== The records
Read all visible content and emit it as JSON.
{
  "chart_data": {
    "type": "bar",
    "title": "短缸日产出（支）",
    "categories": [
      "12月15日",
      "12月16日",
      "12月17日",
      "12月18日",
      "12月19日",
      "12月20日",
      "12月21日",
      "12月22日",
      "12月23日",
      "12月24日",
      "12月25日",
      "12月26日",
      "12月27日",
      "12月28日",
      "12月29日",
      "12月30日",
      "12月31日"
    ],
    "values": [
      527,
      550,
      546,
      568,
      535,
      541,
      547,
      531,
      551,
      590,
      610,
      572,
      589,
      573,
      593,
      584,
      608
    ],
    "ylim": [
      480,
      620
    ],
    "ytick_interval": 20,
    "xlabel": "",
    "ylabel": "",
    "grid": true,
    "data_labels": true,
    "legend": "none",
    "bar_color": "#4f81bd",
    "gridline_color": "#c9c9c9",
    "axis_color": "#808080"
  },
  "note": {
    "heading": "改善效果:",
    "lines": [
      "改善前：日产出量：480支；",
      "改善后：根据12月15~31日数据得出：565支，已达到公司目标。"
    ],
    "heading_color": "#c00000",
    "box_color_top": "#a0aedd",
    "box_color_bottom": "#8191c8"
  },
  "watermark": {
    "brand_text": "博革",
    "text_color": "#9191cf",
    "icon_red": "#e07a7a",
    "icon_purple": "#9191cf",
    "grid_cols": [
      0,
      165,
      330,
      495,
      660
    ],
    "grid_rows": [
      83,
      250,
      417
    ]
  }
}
====
== The records
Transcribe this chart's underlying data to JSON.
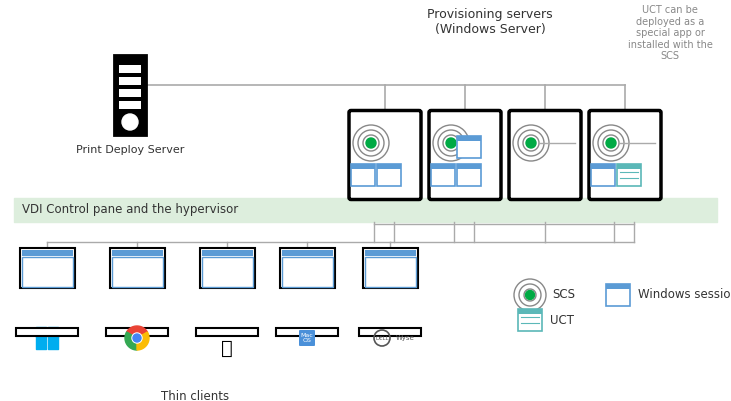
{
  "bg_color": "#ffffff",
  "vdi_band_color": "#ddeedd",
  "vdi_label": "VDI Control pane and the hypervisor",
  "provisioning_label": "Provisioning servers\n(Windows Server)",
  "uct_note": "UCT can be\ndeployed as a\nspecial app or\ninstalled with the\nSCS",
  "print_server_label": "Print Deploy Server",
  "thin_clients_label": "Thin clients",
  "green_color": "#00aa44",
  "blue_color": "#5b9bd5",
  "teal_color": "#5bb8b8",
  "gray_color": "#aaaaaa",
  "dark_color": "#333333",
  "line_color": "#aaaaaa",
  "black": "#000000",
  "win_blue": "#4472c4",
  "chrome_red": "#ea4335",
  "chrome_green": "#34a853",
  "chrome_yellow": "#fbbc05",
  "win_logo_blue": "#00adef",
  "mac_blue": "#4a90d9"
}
====
Exercise requirements –
Every line holding "Server" should be copied out.

Correct result –
  "provisioning_label": "Provisioning servers\n(Windows Server)",
  "print_server_label": "Print Deploy Server",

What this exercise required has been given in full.